(Records excerpted from a collection)
------

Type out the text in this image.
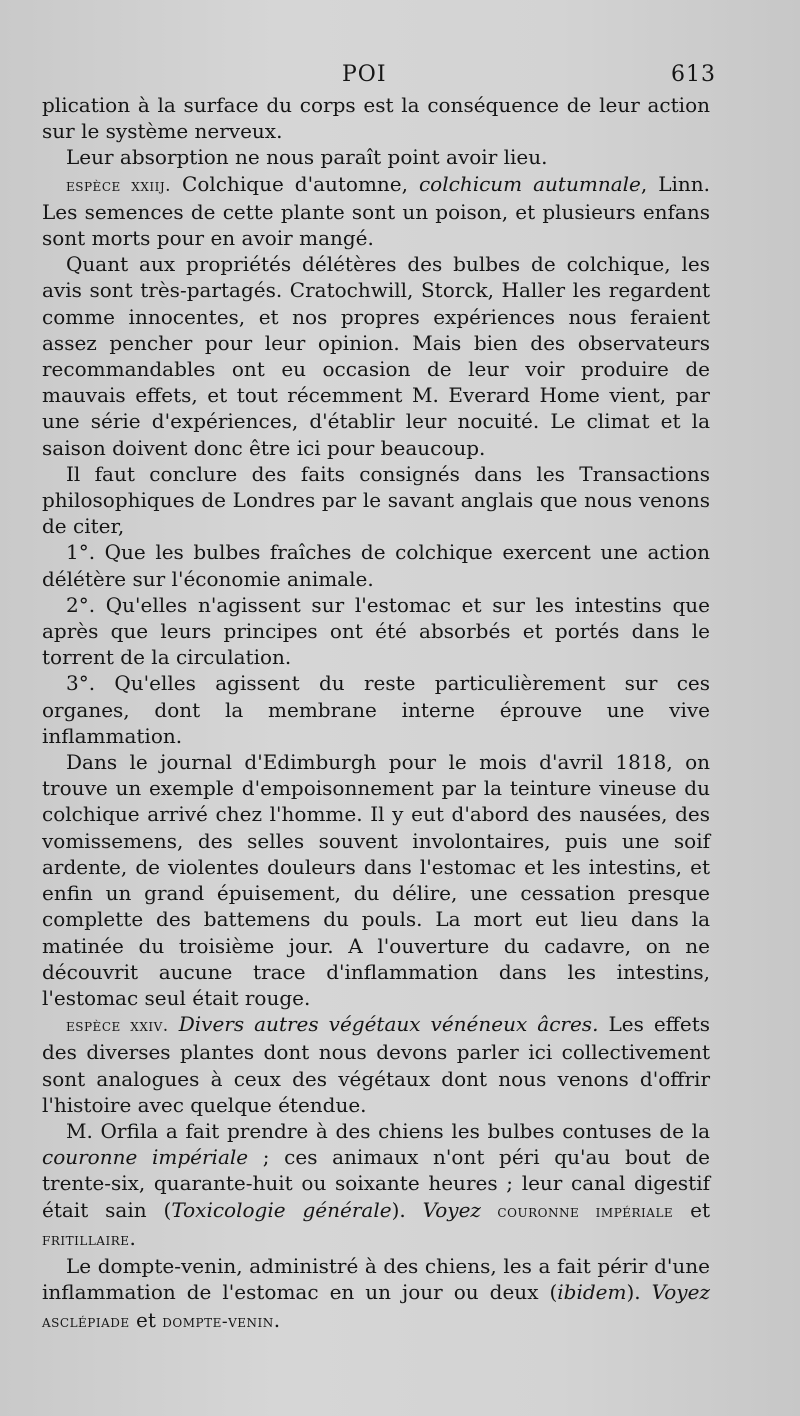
POI	613

plication à la surface du corps est la conséquence de leur action sur le système nerveux.

Leur absorption ne nous paraît point avoir lieu.

espèce xxiij. Colchique d'automne, colchicum autumnale, Linn. Les semences de cette plante sont un poison, et plusieurs enfans sont morts pour en avoir mangé.

Quant aux propriétés délétères des bulbes de colchique, les avis sont très-partagés. Cratochwill, Storck, Haller les regardent comme innocentes, et nos propres expériences nous feraient assez pencher pour leur opinion. Mais bien des observateurs recommandables ont eu occasion de leur voir produire de mauvais effets, et tout récemment M. Everard Home vient, par une série d'expériences, d'établir leur nocuité. Le climat et la saison doivent donc être ici pour beaucoup.

Il faut conclure des faits consignés dans les Transactions philosophiques de Londres par le savant anglais que nous venons de citer,

1°. Que les bulbes fraîches de colchique exercent une action délétère sur l'économie animale.

2°. Qu'elles n'agissent sur l'estomac et sur les intestins que après que leurs principes ont été absorbés et portés dans le torrent de la circulation.

3°. Qu'elles agissent du reste particulièrement sur ces organes, dont la membrane interne éprouve une vive inflammation.

Dans le journal d'Edimburgh pour le mois d'avril 1818, on trouve un exemple d'empoisonnement par la teinture vineuse du colchique arrivé chez l'homme. Il y eut d'abord des nausées, des vomissemens, des selles souvent involontaires, puis une soif ardente, de violentes douleurs dans l'estomac et les intestins, et enfin un grand épuisement, du délire, une cessation presque complette des battemens du pouls. La mort eut lieu dans la matinée du troisième jour. A l'ouverture du cadavre, on ne découvrit aucune trace d'inflammation dans les intestins, l'estomac seul était rouge.

espèce xxiv. Divers autres végétaux vénéneux âcres. Les effets des diverses plantes dont nous devons parler ici collectivement sont analogues à ceux des végétaux dont nous venons d'offrir l'histoire avec quelque étendue.

M. Orfila a fait prendre à des chiens les bulbes contuses de la couronne impériale ; ces animaux n'ont péri qu'au bout de trente-six, quarante-huit ou soixante heures ; leur canal digestif était sain (Toxicologie générale). Voyez couronne impériale et fritillaire.

Le dompte-venin, administré à des chiens, les a fait périr d'une inflammation de l'estomac en un jour ou deux (ibidem). Voyez asclépiade et dompte-venin.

------

| Objective |
In the entries above, find each line with the string "venons" and copy it.

| Result below |
Il faut conclure des faits consignés dans les Transactions philosophiques de Londres par le savant anglais que nous venons de citer,
espèce xxiv. Divers autres végétaux vénéneux âcres. Les effets des diverses plantes dont nous devons parler ici collectivement sont analogues à ceux des végétaux dont nous venons d'offrir l'histoire avec quelque étendue.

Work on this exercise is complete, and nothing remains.